**Information provided**
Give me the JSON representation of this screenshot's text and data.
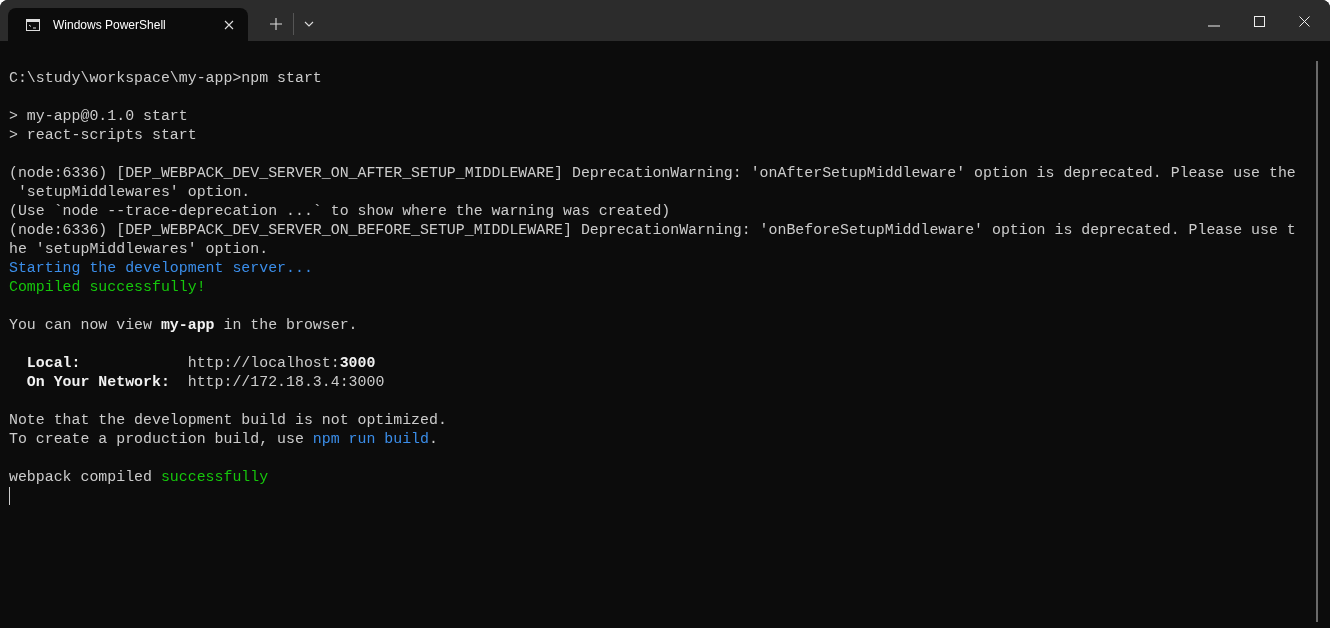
{
  "tabs": [
    {
      "title": "Windows PowerShell",
      "selected": true
    }
  ],
  "terminal": {
    "blocks": [
      [
        {
          "segments": [
            {
              "text": "C:\\study\\workspace\\my-app>npm start",
              "kind": "plain"
            }
          ]
        }
      ],
      [
        {
          "segments": [
            {
              "text": "> my-app@0.1.0 start",
              "kind": "plain"
            }
          ]
        },
        {
          "segments": [
            {
              "text": "> react-scripts start",
              "kind": "plain"
            }
          ]
        }
      ],
      [
        {
          "segments": [
            {
              "text": "(node:6336) [DEP_WEBPACK_DEV_SERVER_ON_AFTER_SETUP_MIDDLEWARE] DeprecationWarning: 'onAfterSetupMiddleware' option is deprecated. Please use the",
              "kind": "plain"
            }
          ]
        },
        {
          "segments": [
            {
              "text": " 'setupMiddlewares' option.",
              "kind": "plain"
            }
          ]
        },
        {
          "segments": [
            {
              "text": "(Use `node --trace-deprecation ...` to show where the warning was created)",
              "kind": "plain"
            }
          ]
        },
        {
          "segments": [
            {
              "text": "(node:6336) [DEP_WEBPACK_DEV_SERVER_ON_BEFORE_SETUP_MIDDLEWARE] DeprecationWarning: 'onBeforeSetupMiddleware' option is deprecated. Please use t",
              "kind": "plain"
            }
          ]
        },
        {
          "segments": [
            {
              "text": "he 'setupMiddlewares' option.",
              "kind": "plain"
            }
          ]
        },
        {
          "segments": [
            {
              "text": "Starting the development server...",
              "kind": "blue"
            }
          ]
        },
        {
          "segments": [
            {
              "text": "Compiled successfully!",
              "kind": "green"
            }
          ]
        }
      ],
      [
        {
          "segments": [
            {
              "text": "You can now view ",
              "kind": "plain"
            },
            {
              "text": "my-app",
              "kind": "bold"
            },
            {
              "text": " in the browser.",
              "kind": "plain"
            }
          ]
        }
      ],
      [
        {
          "segments": [
            {
              "text": "  Local:",
              "kind": "bold"
            },
            {
              "text": "            http://localhost:",
              "kind": "plain"
            },
            {
              "text": "3000",
              "kind": "bold"
            }
          ]
        },
        {
          "segments": [
            {
              "text": "  On Your Network:",
              "kind": "bold"
            },
            {
              "text": "  http://172.18.3.4:3000",
              "kind": "plain"
            }
          ]
        }
      ],
      [
        {
          "segments": [
            {
              "text": "Note that the development build is not optimized.",
              "kind": "plain"
            }
          ]
        },
        {
          "segments": [
            {
              "text": "To create a production build, use ",
              "kind": "plain"
            },
            {
              "text": "npm run build",
              "kind": "blue"
            },
            {
              "text": ".",
              "kind": "plain"
            }
          ]
        }
      ],
      [
        {
          "segments": [
            {
              "text": "webpack compiled ",
              "kind": "plain"
            },
            {
              "text": "successfully",
              "kind": "green"
            }
          ]
        }
      ]
    ]
  }
}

**Exercise instructions**
Using the listing above, list every line in which the string "Please" occurs.

**Written solution**
              "text": "(node:6336) [DEP_WEBPACK_DEV_SERVER_ON_AFTER_SETUP_MIDDLEWARE] DeprecationWarning: 'onAfterSetupMiddleware' option is deprecated. Please use the",
              "text": "(node:6336) [DEP_WEBPACK_DEV_SERVER_ON_BEFORE_SETUP_MIDDLEWARE] DeprecationWarning: 'onBeforeSetupMiddleware' option is deprecated. Please use t",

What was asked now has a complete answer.